**What is needed:** Each entry must be given again exactly; images do not belong in the copy.

═══ Data section ═══

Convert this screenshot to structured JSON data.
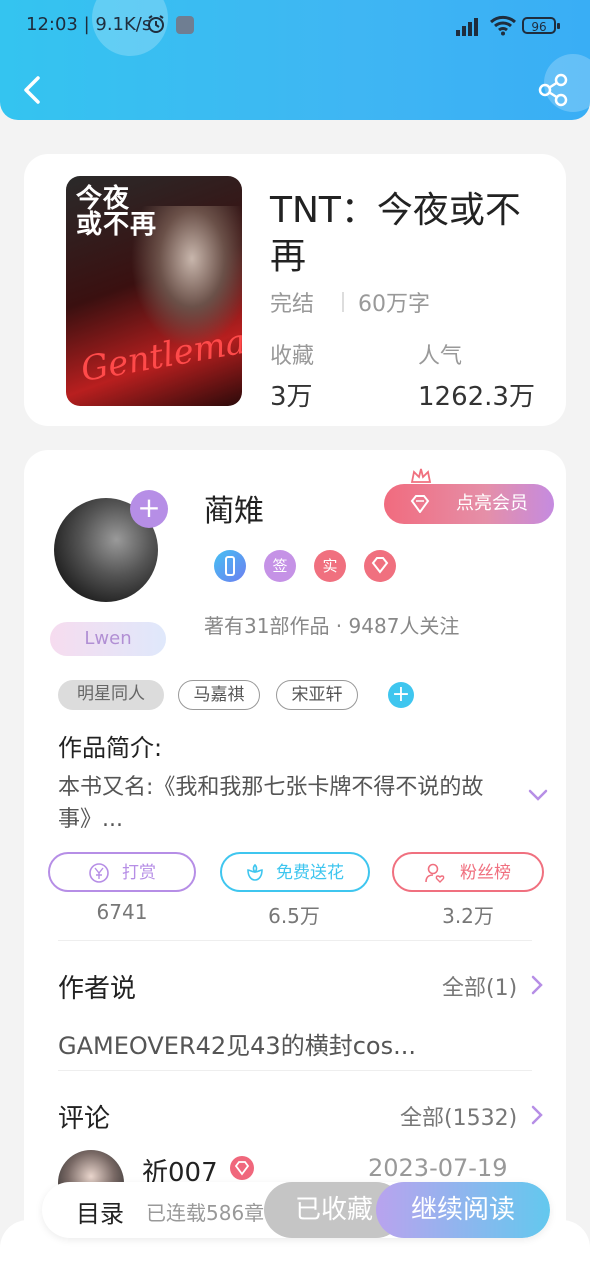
{
  "status_bar": {
    "time": "12:03 | 9.1K/s",
    "battery": "96"
  },
  "book": {
    "cover_title": "今夜\n或不再",
    "cover_script": "Gentleman",
    "title": "TNT：今夜或不再",
    "status": "完结",
    "words": "60万字",
    "favorites_label": "收藏",
    "favorites_value": "3万",
    "popularity_label": "人气",
    "popularity_value": "1262.3万"
  },
  "author": {
    "name": "蔺雉",
    "sub_tag": "Lwen",
    "vip_button": "点亮会员",
    "badges": {
      "sign": "签",
      "real": "实"
    },
    "meta": "著有31部作品 · 9487人关注",
    "tags": [
      "明星同人",
      "马嘉祺",
      "宋亚轩"
    ]
  },
  "intro": {
    "title": "作品简介:",
    "text": "本书又名:《我和我那七张卡牌不得不说的故事》..."
  },
  "actions": [
    {
      "label": "打赏",
      "count": "6741",
      "color": "#b68ee6"
    },
    {
      "label": "免费送花",
      "count": "6.5万",
      "color": "#3fc6ef"
    },
    {
      "label": "粉丝榜",
      "count": "3.2万",
      "color": "#f0707f"
    }
  ],
  "author_says": {
    "title": "作者说",
    "more": "全部(1)",
    "content": "GAMEOVER42见43的横封cos..."
  },
  "comments": {
    "title": "评论",
    "more": "全部(1532)",
    "first": {
      "user": "祈007",
      "date": "2023-07-19"
    }
  },
  "bottom_bar": {
    "catalog": "目录",
    "serial": "已连载586章",
    "collected": "已收藏",
    "continue": "继续阅读"
  }
}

═══

**Worked solution:**
Convert this screenshot to structured JSON data.
{
  "status_bar": {
    "time": "12:03 | 9.1K/s",
    "battery": "96"
  },
  "book": {
    "cover_title": "今夜\n或不再",
    "cover_script": "Gentleman",
    "title": "TNT：今夜或不再",
    "status": "完结",
    "words": "60万字",
    "favorites_label": "收藏",
    "favorites_value": "3万",
    "popularity_label": "人气",
    "popularity_value": "1262.3万"
  },
  "author": {
    "name": "蔺雉",
    "sub_tag": "Lwen",
    "vip_button": "点亮会员",
    "badges": {
      "sign": "签",
      "real": "实"
    },
    "meta": "著有31部作品 · 9487人关注",
    "tags": [
      "明星同人",
      "马嘉祺",
      "宋亚轩"
    ]
  },
  "intro": {
    "title": "作品简介:",
    "text": "本书又名:《我和我那七张卡牌不得不说的故事》..."
  },
  "actions": [
    {
      "label": "打赏",
      "count": "6741",
      "color": "#b68ee6"
    },
    {
      "label": "免费送花",
      "count": "6.5万",
      "color": "#3fc6ef"
    },
    {
      "label": "粉丝榜",
      "count": "3.2万",
      "color": "#f0707f"
    }
  ],
  "author_says": {
    "title": "作者说",
    "more": "全部(1)",
    "content": "GAMEOVER42见43的横封cos..."
  },
  "comments": {
    "title": "评论",
    "more": "全部(1532)",
    "first": {
      "user": "祈007",
      "date": "2023-07-19"
    }
  },
  "bottom_bar": {
    "catalog": "目录",
    "serial": "已连载586章",
    "collected": "已收藏",
    "continue": "继续阅读"
  }
}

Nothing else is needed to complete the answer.